> **Rows**:

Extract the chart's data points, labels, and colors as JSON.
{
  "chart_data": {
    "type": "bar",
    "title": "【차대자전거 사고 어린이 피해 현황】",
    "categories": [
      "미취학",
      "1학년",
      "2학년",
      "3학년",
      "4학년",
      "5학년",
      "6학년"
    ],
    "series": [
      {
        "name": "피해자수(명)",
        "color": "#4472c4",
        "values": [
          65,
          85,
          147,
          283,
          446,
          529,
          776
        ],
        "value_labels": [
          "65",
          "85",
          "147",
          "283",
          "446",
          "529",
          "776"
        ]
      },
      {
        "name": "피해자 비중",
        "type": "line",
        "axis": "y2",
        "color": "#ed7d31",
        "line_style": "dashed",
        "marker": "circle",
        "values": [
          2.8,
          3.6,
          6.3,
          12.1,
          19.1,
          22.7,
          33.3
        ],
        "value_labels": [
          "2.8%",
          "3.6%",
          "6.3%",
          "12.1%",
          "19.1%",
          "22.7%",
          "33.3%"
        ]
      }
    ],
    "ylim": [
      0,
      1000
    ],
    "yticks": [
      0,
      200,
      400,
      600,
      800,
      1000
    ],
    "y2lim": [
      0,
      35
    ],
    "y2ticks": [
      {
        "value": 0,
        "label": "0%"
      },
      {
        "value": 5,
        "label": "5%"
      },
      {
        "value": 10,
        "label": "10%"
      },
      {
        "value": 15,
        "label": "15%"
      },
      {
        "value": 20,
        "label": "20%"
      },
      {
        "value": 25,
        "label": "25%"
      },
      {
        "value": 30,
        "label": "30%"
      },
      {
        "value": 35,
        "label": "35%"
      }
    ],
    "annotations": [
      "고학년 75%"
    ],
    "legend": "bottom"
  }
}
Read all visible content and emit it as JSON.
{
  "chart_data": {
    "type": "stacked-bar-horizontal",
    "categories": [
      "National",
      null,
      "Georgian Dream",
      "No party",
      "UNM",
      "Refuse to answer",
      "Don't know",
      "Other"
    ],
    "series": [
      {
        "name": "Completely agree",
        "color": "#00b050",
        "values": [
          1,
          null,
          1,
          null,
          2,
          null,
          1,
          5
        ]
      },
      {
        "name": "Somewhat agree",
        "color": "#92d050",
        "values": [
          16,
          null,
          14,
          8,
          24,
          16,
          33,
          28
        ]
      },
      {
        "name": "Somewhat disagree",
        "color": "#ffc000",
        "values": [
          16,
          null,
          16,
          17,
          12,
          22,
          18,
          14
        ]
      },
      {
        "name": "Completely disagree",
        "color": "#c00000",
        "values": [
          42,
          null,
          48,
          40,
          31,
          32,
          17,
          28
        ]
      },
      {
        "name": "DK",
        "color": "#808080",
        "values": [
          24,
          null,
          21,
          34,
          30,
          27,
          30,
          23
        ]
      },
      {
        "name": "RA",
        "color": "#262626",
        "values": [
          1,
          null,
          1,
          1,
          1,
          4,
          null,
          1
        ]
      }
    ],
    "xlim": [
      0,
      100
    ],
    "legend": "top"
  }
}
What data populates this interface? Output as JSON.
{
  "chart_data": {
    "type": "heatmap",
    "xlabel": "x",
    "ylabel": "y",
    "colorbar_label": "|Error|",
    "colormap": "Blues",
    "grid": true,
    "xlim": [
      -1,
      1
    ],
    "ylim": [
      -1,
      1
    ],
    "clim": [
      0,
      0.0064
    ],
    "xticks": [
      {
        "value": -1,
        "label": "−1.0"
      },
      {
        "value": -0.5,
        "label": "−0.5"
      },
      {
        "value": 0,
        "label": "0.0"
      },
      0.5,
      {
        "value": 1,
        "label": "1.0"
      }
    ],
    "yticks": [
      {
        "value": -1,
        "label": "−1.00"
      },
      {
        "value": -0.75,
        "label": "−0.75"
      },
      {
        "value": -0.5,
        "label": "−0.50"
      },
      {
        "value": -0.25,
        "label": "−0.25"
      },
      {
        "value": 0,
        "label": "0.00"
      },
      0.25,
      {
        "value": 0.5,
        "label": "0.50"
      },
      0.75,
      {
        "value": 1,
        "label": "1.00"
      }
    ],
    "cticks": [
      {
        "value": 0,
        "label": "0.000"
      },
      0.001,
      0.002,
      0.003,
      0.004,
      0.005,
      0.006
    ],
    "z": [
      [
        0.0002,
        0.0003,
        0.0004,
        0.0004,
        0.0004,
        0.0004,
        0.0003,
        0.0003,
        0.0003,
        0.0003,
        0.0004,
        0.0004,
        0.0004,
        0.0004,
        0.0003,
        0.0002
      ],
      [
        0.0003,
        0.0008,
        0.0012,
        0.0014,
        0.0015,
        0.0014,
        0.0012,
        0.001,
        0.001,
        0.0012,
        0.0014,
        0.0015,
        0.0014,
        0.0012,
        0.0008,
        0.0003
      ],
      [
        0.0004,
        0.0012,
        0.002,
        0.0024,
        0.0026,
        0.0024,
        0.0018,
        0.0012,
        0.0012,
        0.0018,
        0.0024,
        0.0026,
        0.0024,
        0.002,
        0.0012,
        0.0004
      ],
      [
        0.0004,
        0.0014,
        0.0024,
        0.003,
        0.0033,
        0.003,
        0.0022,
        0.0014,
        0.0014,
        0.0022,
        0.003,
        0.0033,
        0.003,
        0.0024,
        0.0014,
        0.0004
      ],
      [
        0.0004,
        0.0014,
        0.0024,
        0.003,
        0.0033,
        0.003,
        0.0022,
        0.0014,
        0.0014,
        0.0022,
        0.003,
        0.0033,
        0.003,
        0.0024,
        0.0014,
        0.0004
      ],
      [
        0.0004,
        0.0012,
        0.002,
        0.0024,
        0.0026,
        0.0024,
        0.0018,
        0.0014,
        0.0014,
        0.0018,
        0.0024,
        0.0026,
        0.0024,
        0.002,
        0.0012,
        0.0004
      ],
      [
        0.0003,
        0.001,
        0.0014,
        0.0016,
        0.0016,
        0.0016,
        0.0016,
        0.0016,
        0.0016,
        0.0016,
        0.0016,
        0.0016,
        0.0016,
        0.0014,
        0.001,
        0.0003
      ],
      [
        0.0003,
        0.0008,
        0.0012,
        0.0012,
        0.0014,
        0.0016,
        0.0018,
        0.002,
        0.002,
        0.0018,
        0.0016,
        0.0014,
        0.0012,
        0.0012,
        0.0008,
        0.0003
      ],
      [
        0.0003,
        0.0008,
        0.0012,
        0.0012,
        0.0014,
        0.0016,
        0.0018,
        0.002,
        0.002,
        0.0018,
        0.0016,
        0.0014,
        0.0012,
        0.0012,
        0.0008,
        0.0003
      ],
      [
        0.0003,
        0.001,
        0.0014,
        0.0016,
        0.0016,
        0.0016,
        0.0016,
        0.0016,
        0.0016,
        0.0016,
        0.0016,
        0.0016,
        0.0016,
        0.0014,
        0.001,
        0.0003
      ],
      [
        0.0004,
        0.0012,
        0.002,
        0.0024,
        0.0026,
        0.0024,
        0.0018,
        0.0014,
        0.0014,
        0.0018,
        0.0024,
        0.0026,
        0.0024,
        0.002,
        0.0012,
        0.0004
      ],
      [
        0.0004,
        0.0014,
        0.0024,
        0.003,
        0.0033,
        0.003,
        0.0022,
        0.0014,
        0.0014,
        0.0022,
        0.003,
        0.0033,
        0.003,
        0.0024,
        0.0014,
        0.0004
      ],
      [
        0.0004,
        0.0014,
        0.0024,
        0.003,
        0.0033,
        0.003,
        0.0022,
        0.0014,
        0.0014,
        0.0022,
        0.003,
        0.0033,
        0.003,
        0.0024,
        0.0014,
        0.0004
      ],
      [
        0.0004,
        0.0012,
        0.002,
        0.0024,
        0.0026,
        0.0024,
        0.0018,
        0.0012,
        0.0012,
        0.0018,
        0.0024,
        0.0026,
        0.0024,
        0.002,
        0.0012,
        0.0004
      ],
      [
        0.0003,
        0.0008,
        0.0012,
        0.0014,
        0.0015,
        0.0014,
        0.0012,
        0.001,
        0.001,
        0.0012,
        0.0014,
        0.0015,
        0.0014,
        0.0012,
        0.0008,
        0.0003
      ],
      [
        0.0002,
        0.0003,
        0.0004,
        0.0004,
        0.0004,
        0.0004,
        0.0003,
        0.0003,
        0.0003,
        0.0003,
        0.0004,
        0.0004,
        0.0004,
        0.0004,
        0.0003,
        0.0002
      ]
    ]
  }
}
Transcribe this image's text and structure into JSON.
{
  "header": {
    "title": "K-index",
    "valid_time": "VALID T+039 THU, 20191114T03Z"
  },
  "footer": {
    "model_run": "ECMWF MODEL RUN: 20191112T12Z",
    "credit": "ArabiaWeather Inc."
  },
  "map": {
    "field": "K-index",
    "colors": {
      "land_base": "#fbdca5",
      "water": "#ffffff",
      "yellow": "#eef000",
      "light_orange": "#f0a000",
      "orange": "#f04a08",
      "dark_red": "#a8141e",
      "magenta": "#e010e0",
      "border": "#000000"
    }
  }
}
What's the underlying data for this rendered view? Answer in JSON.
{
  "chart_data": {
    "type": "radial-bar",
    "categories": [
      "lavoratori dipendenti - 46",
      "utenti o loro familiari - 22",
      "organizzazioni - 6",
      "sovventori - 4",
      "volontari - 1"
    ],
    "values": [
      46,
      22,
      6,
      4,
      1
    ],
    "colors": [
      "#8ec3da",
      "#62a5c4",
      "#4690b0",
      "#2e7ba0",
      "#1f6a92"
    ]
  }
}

> **Task objective**:
Above are entries; state the number of lines among them that contain "title", and nothing else.

> **Written solution**:
2